Search the data for the word "mejor" and copy every line where it occurs.

══ RECORDS PROVIDED

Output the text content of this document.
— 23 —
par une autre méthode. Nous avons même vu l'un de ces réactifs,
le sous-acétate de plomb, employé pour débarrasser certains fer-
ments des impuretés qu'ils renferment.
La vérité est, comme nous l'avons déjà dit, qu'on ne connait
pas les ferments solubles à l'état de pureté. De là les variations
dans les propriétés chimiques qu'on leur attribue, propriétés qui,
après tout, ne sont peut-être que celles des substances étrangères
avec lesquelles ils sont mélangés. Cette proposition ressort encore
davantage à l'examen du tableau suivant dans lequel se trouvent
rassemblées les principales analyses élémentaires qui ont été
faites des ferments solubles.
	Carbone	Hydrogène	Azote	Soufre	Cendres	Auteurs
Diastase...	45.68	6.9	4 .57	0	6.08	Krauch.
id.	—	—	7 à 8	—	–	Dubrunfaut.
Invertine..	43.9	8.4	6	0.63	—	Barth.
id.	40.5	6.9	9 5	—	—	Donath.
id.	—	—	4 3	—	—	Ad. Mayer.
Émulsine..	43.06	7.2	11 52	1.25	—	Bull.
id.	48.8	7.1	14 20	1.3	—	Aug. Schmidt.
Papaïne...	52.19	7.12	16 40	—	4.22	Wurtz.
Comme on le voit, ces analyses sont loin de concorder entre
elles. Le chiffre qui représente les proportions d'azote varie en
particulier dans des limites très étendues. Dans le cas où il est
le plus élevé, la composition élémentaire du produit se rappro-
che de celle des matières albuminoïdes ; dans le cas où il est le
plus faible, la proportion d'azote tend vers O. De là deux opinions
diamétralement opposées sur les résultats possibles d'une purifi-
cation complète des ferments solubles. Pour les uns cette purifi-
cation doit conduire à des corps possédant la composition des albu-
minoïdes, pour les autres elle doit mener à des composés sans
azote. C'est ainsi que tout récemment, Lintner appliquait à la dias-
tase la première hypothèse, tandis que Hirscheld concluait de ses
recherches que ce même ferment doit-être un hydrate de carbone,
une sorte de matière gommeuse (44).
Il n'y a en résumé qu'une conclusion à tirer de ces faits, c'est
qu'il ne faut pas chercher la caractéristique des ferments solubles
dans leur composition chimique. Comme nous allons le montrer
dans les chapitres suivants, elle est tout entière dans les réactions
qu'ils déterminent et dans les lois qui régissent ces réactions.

════
══ RECORDS PROVIDED

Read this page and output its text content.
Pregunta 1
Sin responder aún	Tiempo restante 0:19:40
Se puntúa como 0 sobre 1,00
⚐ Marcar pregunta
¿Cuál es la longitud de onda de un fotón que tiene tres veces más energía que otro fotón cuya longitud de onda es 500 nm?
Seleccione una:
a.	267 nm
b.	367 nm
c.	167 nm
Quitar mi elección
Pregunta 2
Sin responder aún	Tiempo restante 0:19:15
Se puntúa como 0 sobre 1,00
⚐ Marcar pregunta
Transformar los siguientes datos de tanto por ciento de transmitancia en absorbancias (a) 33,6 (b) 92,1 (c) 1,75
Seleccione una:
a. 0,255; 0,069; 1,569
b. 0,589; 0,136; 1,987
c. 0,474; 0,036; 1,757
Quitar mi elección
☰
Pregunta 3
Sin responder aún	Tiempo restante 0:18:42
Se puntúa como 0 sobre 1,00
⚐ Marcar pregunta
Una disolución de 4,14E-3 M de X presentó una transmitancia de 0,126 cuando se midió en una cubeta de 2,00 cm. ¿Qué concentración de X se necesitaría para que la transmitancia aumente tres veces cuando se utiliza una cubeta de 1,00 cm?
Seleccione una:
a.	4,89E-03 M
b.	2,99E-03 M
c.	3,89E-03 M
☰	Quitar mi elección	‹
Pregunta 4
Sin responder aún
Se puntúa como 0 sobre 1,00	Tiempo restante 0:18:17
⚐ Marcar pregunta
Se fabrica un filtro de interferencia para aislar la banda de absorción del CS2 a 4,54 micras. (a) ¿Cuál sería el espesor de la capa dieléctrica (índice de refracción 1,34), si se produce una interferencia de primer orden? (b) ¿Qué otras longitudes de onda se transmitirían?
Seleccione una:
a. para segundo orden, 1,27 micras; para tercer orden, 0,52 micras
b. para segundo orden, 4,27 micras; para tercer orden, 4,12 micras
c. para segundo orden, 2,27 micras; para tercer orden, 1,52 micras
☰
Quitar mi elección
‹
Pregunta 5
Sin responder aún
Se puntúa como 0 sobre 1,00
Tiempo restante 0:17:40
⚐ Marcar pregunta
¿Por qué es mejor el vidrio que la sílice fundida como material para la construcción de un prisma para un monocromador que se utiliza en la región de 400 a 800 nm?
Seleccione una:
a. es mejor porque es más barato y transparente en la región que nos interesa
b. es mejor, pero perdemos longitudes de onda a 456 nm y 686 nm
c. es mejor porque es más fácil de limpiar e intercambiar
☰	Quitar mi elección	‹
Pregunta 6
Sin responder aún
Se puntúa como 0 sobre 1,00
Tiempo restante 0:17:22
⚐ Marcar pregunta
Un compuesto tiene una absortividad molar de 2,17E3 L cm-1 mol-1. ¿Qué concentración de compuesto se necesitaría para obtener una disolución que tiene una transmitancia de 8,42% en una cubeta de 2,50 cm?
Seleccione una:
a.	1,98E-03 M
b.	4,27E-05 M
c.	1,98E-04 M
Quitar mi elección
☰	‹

════

#### [THE RESULT]
¿Por qué es mejor el vidrio que la sílice fundida como material para la construcción de un prisma para un monocromador que se utiliza en la región de 400 a 800 nm?
a. es mejor porque es más barato y transparente en la región que nos interesa
b. es mejor, pero perdemos longitudes de onda a 456 nm y 686 nm
c. es mejor porque es más fácil de limpiar e intercambiar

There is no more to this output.